▸ QUESTION ÉCRITE A:
Répondez à ces questions sur le texte cité ci-dessous :
(i) Quel nom Bonaparte donna-t-il au fort triangulaire ?
(ii) Selon l'ordre du jour, quelle ville a été conquise avec la limite du Rhin ?
(iii) Où Bonaparte demanda-t-il à Kléber de s'en aller ?

....................

Bonaparte honora la mémoire des braves qui avaient péri glorieusement à Abouqyr et sur d'autres champs de bataille. Il avait déjà donné à un fort du Kaire le nom de son aide-de-camp Sulkowsky ; au fort de Qéné le nom du chef de brigade Pirion. Il donna à Alexandrie, au fort de l'Observation, le nom du chef de brigade du génie Crétin ; au fort triangulaire celui du chef de brigade Duvivier ; au fort des Bains, celui de l'adjudant-général Leturcq ; à un nouveau fort à construire à Abouqyr celui de son aide-de-camp Guibert ; au fort du Général à Alexandrie le nom de Caffarelli.

Le général en chef annonça à l'armée les résultats de la bataille d'Abouqyr par cet ordre du jour[43] :

Le nom d'Abouqyr était funeste à tout Français ; la journée du 7 thermidor l'a rendu glorieux ; la victoire que l'armée vient de remporter accélère son retour en Europe.

Nous avons conquis Mayence et la limite du Rhin, en envahissant une partie de l'Allemagne. Nous venons de reconquérir nos établissements aux Indes et ceux de nos alliés. Par une seule opération, nous avons remis dans les mains du gouvernement le pouvoir d'obliger l'Angleterre, malgré ses triomphes maritimes, à une paix glorieuse pour la République.

Nous avons beaucoup souffert ; nous avons eu à combattre des ennemis de toute espèce ; nous, en aurons encore à vaincre ; mais enfin, le résultat sera digne de nous et nous méritera la reconnaissance de la patrie.

 

Le jour même où il venait de détruire l'armée turque, Bonaparte, portant ses regards vers les frontières de la Syrie, la Haute-Égypte et l'intérieur de la Basse-Égypte, donnait des ordres pour faire retourner dans leur station la plupart de ses troupes. Il mandait à Desaix, s'il était descendu au Kaire, de retourner le plus tôt possible dans la Haute-Égypte pour y achever la levée des impositions et de 600 dromadaires ; à Reynier, de retourner dans le Charqyeh, le prévenant qu'on disait le grand-vizir à Damas avec 8.000 hommes, et de ne pas perdre un instant pour lever les impôts avant l'inondation qui s'approchait ; au général Lanusse, de se rendre à Menouf, et à Kléber de s'en aller à Damiette. Il mandait à Dugua, en l'informant de ces dispositions : Je reste à Alexandrie quelques jours pour débrouiller ce chaos. Au moindre événement, je puis être au Kaire dans trois jours[44].

....................

▸ QUESTION ÉCRITE B: Recopiez à l'identique les lignes fournies ci-dessous, depuis la première jusqu'à celle qui contient "- point-min-temp: [176, 233, 185, 242]", celle-ci comprise.

....................

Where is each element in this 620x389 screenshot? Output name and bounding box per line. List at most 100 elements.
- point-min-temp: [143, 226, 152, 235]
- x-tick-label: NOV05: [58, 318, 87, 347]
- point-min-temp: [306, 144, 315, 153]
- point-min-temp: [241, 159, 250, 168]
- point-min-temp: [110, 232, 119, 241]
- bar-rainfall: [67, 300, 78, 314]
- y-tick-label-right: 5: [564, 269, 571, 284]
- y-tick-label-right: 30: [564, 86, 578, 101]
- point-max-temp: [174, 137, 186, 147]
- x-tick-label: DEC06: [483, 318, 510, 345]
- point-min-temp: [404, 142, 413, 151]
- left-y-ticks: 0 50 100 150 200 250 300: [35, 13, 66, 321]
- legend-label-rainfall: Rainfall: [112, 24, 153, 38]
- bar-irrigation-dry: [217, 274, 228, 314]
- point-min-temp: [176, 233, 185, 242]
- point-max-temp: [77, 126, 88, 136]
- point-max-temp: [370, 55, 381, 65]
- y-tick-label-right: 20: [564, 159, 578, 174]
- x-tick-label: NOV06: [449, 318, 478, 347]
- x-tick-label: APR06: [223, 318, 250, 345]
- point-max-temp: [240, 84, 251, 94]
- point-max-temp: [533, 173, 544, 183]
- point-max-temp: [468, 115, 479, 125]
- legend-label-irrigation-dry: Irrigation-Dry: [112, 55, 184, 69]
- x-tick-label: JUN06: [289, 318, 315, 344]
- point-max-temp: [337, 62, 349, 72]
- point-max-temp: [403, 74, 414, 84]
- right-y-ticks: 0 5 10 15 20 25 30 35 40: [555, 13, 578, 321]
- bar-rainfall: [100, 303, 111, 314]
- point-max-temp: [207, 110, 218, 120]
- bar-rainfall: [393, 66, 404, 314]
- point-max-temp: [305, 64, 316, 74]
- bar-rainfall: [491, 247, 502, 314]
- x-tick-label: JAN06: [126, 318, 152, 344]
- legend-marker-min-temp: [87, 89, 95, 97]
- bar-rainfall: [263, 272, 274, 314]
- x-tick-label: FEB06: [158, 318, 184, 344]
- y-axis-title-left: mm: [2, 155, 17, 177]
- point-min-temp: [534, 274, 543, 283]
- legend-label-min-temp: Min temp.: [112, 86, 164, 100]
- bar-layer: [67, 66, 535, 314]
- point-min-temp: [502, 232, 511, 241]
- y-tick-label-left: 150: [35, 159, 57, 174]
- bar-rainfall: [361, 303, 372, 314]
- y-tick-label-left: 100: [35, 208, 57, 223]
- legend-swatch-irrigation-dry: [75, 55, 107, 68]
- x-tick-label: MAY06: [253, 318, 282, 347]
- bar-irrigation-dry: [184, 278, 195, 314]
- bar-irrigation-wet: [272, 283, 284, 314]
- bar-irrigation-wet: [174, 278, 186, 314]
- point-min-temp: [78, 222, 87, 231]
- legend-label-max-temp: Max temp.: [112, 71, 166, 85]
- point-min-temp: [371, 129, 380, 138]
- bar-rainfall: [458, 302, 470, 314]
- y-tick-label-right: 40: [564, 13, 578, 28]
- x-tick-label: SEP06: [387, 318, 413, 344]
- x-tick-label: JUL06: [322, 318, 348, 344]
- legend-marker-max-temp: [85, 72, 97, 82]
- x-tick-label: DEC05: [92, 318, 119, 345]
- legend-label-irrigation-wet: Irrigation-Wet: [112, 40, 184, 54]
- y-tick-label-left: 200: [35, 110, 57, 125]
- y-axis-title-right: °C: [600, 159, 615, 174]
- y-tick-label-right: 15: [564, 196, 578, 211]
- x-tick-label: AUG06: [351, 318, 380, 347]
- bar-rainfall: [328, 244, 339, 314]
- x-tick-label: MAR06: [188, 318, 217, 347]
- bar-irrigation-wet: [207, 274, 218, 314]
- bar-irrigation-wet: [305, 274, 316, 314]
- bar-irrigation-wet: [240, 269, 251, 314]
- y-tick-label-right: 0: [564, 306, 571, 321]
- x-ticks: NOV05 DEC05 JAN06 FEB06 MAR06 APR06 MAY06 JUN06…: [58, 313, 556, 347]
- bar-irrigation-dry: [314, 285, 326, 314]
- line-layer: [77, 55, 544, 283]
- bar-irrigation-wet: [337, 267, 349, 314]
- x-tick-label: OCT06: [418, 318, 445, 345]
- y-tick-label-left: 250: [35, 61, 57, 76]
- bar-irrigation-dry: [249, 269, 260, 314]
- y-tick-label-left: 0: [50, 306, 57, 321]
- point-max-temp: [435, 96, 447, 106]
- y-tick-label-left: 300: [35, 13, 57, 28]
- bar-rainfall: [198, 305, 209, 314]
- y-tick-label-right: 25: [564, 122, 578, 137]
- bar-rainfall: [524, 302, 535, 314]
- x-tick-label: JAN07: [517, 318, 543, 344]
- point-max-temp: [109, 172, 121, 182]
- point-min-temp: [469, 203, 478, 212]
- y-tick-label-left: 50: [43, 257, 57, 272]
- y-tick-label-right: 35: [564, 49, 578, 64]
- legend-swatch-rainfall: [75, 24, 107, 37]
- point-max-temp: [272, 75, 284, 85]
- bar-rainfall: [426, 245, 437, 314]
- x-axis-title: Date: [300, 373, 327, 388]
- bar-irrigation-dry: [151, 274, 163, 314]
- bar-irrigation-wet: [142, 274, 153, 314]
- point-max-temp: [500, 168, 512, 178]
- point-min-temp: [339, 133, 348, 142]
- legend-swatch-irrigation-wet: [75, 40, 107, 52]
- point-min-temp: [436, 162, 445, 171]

....................

▸ RÉPONSE A:
(i) Celui du chef de brigade Duvivier.
(ii) Mayence.
(iii) À Damiette.

▸ RÉPONSE B:
Where is each element in this 620x389 screenshot? Output name and bounding box per line. List at most 100 elements.
- point-min-temp: [143, 226, 152, 235]
- x-tick-label: NOV05: [58, 318, 87, 347]
- point-min-temp: [306, 144, 315, 153]
- point-min-temp: [241, 159, 250, 168]
- point-min-temp: [110, 232, 119, 241]
- bar-rainfall: [67, 300, 78, 314]
- y-tick-label-right: 5: [564, 269, 571, 284]
- y-tick-label-right: 30: [564, 86, 578, 101]
- point-max-temp: [174, 137, 186, 147]
- x-tick-label: DEC06: [483, 318, 510, 345]
- point-min-temp: [404, 142, 413, 151]
- left-y-ticks: 0 50 100 150 200 250 300: [35, 13, 66, 321]
- legend-label-rainfall: Rainfall: [112, 24, 153, 38]
- bar-irrigation-dry: [217, 274, 228, 314]
- point-min-temp: [176, 233, 185, 242]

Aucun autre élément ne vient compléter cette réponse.